▶ Description of the task: Extract the lines that carry the string "corresponding" from the listing.

### Input rows ###

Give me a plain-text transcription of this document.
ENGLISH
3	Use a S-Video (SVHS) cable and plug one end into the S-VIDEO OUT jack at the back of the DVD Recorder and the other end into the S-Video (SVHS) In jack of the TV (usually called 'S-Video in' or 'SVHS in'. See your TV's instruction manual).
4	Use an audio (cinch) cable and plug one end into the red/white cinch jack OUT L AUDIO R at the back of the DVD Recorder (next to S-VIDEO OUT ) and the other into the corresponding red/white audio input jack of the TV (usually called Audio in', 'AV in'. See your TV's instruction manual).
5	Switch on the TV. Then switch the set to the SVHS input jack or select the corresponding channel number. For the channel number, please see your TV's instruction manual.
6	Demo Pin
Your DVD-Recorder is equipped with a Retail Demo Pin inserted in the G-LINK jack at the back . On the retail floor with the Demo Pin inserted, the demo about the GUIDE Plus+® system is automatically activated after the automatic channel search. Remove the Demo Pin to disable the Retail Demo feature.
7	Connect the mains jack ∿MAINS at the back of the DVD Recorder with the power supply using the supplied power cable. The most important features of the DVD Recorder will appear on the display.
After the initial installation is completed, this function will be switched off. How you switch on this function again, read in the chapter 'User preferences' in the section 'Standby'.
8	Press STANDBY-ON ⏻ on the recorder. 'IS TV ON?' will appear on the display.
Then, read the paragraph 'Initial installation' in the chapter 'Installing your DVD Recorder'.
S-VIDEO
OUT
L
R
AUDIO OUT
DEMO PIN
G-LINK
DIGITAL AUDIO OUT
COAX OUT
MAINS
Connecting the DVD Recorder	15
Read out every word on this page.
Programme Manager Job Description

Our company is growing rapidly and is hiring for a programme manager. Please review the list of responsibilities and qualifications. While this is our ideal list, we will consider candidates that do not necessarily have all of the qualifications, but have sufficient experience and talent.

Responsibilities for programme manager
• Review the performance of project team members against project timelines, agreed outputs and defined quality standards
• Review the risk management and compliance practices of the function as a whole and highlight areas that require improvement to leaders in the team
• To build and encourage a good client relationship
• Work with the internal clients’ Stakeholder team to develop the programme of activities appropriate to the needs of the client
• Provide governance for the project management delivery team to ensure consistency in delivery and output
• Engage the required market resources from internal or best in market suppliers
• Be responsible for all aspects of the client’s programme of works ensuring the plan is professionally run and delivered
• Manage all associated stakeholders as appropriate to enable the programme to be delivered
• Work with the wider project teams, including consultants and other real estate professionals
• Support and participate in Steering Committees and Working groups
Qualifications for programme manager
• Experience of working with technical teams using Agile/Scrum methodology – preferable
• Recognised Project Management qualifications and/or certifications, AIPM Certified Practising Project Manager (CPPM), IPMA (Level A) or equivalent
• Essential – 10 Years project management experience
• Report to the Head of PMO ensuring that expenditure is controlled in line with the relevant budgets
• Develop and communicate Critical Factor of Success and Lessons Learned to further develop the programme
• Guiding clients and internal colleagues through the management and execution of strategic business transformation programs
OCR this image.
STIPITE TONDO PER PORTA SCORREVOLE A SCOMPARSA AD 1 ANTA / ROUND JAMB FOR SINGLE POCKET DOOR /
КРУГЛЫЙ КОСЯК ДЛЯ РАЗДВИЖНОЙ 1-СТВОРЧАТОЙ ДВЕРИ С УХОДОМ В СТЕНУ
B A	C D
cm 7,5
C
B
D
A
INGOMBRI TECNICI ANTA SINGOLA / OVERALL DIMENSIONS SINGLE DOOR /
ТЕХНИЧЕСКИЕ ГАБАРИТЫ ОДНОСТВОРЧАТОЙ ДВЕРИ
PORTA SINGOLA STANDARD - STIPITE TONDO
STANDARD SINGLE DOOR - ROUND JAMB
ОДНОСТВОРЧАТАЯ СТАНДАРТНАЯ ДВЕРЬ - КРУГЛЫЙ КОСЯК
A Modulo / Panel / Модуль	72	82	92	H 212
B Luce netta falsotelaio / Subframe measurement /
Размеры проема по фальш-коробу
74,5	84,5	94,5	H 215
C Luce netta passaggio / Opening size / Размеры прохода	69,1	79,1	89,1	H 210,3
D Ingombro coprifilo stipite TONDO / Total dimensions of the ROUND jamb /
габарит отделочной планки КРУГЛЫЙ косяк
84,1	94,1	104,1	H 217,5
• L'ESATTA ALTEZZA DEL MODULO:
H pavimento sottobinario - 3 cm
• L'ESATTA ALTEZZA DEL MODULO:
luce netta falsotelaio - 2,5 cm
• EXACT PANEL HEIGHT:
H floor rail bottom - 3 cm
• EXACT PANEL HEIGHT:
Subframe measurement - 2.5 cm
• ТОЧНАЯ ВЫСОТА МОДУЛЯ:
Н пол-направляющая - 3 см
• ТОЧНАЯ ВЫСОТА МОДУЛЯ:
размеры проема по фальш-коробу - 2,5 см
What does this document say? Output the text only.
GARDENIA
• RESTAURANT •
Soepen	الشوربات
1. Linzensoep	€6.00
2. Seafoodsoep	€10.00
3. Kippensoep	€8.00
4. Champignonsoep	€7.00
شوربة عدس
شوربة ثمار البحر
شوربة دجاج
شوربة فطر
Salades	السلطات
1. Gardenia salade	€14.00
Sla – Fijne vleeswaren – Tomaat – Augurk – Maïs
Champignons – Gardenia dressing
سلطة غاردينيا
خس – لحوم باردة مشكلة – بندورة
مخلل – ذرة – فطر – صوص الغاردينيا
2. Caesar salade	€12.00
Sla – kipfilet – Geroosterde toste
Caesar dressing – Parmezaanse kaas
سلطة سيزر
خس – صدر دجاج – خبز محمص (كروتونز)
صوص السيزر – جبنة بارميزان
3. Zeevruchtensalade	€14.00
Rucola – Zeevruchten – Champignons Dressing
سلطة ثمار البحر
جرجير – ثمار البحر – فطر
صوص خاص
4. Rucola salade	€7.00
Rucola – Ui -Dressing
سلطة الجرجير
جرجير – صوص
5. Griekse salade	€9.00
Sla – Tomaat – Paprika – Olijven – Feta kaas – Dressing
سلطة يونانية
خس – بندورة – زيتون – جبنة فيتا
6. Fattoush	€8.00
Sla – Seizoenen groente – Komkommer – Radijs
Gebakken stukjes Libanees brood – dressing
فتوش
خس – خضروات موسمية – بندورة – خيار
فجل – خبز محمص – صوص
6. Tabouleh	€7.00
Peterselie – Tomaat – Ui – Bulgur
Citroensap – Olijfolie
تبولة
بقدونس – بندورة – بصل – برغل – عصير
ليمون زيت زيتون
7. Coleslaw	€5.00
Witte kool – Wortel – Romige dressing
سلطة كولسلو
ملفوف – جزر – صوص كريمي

###

▶ Solution:
4	Use an audio (cinch) cable and plug one end into the red/white cinch jack OUT L AUDIO R at the back of the DVD Recorder (next to S-VIDEO OUT ) and the other into the corresponding red/white audio input jack of the TV (usually called Audio in', 'AV in'. See your TV's instruction manual).
5	Switch on the TV. Then switch the set to the SVHS input jack or select the corresponding channel number. For the channel number, please see your TV's instruction manual.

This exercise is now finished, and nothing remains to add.